### SHORT PROBLEM
Return each line that holds the word "version".

-- START OF RECORDED INFORMATION --

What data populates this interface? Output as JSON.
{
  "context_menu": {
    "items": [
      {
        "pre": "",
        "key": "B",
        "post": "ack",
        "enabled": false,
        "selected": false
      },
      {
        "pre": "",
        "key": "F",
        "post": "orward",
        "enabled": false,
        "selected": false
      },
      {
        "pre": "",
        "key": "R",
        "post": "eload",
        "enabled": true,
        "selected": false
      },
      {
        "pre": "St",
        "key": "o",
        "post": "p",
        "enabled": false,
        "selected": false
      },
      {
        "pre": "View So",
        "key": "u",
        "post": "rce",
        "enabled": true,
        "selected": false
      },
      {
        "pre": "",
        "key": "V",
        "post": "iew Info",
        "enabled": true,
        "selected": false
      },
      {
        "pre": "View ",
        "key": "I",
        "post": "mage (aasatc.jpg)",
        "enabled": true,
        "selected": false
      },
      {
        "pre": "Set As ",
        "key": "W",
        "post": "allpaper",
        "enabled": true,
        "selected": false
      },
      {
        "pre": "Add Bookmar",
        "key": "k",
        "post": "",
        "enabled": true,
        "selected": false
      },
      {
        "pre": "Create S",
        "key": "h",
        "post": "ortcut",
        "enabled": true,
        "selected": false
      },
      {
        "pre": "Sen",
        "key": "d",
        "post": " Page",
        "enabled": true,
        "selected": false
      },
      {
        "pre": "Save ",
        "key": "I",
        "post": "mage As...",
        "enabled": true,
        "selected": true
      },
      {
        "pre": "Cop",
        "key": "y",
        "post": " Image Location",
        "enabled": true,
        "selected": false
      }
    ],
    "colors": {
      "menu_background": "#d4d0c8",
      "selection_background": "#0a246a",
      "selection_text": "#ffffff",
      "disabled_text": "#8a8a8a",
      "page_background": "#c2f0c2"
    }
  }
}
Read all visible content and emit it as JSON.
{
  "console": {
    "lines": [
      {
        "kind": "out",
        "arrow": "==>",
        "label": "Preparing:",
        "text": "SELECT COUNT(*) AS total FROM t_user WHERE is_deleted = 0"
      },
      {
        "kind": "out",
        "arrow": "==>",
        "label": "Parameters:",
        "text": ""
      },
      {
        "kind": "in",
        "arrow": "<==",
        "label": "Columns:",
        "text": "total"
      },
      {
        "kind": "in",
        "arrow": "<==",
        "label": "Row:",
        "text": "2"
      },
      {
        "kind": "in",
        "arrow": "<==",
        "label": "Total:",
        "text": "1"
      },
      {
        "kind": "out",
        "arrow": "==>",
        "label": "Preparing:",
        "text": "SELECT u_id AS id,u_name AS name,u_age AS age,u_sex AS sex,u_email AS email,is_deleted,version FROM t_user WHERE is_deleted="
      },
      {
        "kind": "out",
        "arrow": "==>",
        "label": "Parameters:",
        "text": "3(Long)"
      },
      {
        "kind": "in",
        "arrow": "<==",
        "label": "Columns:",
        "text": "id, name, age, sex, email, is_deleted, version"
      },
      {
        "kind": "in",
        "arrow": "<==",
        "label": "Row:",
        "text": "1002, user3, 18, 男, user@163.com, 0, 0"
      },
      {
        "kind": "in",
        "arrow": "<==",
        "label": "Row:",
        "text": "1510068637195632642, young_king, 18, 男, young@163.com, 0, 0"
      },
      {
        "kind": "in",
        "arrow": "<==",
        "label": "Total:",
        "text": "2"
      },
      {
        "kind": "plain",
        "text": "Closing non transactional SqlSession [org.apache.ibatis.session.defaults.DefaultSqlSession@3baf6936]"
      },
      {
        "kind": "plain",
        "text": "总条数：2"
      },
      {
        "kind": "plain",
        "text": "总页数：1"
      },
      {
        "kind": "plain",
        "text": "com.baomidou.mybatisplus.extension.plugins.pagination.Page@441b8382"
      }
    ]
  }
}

-- END OF RECORDED INFORMATION --

### SOLVED PROBLEM
        "text": "SELECT u_id AS id,u_name AS name,u_age AS age,u_sex AS sex,u_email AS email,is_deleted,version FROM t_user WHERE is_deleted="
        "text": "id, name, age, sex, email, is_deleted, version"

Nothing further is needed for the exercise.